GIVEN TASK: Please print, without any changes, the part of the material that opens with its first line and closes with the line containing "footnote: 附：相关证明材料。 xyxy=(42,691,137,703)", including both of those lines.

──────────

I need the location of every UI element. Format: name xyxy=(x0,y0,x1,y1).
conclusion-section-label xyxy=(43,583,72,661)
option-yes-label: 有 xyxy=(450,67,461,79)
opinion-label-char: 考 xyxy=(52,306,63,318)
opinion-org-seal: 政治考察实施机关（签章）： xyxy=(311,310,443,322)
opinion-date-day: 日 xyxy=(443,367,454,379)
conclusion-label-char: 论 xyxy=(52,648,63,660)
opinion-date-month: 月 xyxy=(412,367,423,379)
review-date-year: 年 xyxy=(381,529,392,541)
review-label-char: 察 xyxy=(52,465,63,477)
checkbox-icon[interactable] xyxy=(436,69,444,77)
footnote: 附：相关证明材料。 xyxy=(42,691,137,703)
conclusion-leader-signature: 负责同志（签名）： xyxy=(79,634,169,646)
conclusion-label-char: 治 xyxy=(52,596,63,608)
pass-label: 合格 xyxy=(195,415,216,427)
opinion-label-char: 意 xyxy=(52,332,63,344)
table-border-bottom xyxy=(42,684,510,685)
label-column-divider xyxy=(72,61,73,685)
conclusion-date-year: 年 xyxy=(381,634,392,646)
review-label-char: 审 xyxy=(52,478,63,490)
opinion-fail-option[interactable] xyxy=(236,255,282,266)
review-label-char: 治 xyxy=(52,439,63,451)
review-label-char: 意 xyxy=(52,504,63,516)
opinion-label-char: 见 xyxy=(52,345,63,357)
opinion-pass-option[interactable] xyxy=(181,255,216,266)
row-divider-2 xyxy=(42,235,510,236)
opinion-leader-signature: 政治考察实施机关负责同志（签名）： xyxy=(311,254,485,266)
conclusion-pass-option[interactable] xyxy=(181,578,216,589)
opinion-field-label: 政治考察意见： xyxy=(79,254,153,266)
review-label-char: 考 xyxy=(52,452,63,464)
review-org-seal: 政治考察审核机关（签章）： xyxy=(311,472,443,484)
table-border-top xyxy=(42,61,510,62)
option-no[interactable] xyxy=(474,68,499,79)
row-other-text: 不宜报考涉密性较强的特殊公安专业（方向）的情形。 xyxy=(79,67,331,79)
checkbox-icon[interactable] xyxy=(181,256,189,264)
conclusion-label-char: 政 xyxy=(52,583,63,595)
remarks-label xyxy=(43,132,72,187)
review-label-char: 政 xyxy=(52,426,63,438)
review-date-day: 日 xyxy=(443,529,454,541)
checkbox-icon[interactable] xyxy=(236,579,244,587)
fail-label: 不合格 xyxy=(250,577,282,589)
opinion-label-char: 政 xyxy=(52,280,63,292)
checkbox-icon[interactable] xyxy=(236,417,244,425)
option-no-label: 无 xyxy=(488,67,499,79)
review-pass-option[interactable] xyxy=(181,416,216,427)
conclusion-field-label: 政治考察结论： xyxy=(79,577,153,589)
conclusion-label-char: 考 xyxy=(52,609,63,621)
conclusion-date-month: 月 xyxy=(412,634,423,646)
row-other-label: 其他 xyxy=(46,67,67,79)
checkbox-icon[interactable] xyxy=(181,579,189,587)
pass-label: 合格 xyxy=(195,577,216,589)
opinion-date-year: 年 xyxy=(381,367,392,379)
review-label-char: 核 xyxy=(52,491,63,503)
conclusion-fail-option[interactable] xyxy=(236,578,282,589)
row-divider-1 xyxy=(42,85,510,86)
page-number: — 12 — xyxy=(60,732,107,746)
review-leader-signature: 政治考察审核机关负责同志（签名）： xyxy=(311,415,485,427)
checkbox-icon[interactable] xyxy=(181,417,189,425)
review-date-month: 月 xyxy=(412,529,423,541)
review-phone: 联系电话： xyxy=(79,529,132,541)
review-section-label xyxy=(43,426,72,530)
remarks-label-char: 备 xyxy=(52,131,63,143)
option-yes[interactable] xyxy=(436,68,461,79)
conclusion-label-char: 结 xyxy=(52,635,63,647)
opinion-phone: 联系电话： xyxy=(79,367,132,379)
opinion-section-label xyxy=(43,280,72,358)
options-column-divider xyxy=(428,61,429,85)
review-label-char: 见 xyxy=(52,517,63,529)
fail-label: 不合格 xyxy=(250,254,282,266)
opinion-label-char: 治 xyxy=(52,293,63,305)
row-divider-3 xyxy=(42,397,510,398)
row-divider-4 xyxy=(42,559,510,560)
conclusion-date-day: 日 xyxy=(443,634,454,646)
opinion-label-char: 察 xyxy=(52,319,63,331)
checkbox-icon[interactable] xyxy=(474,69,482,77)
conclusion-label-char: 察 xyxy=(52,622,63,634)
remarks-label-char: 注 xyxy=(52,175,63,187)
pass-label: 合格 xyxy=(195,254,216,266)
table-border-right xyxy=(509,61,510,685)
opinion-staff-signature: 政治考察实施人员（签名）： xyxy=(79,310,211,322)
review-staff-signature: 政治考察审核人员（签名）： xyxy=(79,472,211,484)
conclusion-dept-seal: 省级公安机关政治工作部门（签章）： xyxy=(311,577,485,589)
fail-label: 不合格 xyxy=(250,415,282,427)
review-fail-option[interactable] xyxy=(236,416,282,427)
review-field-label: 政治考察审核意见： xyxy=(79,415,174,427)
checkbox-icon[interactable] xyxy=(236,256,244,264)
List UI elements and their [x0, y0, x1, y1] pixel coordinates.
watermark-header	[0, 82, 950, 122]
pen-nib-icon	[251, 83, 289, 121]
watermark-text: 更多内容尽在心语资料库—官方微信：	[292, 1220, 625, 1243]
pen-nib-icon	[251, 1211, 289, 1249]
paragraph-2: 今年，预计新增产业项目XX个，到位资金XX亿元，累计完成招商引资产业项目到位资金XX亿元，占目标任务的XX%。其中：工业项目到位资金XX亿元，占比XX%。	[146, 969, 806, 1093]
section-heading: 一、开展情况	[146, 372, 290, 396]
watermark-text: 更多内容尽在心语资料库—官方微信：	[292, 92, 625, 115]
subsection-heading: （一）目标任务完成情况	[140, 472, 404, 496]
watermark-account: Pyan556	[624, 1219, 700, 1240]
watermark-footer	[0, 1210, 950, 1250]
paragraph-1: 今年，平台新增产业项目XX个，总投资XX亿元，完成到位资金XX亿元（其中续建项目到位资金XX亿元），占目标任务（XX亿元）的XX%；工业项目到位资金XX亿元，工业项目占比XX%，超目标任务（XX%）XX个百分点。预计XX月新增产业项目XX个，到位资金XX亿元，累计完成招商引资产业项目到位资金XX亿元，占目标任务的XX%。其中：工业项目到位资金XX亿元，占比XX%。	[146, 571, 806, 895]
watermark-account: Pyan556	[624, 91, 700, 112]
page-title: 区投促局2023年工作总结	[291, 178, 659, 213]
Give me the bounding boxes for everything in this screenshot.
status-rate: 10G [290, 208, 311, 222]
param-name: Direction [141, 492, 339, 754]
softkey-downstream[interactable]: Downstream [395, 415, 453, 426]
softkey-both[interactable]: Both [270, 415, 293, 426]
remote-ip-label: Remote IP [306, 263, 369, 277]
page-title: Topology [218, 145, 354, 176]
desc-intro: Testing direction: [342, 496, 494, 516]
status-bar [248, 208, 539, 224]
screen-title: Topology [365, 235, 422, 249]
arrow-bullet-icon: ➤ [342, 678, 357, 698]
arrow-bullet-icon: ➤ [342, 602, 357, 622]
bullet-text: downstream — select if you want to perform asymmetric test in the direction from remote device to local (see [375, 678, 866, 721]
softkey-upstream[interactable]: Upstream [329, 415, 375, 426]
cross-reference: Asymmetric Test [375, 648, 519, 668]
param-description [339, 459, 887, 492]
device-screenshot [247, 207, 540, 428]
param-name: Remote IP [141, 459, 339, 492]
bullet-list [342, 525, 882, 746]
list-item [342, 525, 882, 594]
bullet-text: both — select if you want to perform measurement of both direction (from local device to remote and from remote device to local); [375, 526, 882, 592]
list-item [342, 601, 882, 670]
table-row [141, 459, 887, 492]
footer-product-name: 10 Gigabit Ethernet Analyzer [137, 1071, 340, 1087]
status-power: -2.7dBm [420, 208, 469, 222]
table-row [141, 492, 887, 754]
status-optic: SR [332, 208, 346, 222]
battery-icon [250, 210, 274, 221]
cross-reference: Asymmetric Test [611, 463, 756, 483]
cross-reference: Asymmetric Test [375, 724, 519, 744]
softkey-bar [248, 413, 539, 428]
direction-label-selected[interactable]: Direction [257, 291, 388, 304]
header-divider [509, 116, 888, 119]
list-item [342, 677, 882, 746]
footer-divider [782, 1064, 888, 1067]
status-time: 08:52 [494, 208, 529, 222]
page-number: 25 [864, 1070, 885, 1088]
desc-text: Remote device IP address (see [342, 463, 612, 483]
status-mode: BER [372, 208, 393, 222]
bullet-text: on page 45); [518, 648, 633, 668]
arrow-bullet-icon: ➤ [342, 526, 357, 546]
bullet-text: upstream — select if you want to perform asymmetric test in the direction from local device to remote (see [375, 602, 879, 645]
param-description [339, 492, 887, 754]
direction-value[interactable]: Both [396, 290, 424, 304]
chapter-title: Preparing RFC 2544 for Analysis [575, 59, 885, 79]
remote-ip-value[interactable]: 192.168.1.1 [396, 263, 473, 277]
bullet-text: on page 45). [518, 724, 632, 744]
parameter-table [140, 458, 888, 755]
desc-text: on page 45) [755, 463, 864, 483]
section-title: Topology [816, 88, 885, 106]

──────────

EXERCISE ANSWER:
I need the location of every UI element. Format: name xyxy=(x0,y0,x1,y1).
conclusion-section-label xyxy=(43,583,72,661)
option-yes-label: 有 xyxy=(450,67,461,79)
opinion-label-char: 考 xyxy=(52,306,63,318)
opinion-org-seal: 政治考察实施机关（签章）： xyxy=(311,310,443,322)
opinion-date-day: 日 xyxy=(443,367,454,379)
conclusion-label-char: 论 xyxy=(52,648,63,660)
opinion-date-month: 月 xyxy=(412,367,423,379)
review-date-year: 年 xyxy=(381,529,392,541)
review-label-char: 察 xyxy=(52,465,63,477)
checkbox-icon[interactable] xyxy=(436,69,444,77)
footnote: 附：相关证明材料。 xyxy=(42,691,137,703)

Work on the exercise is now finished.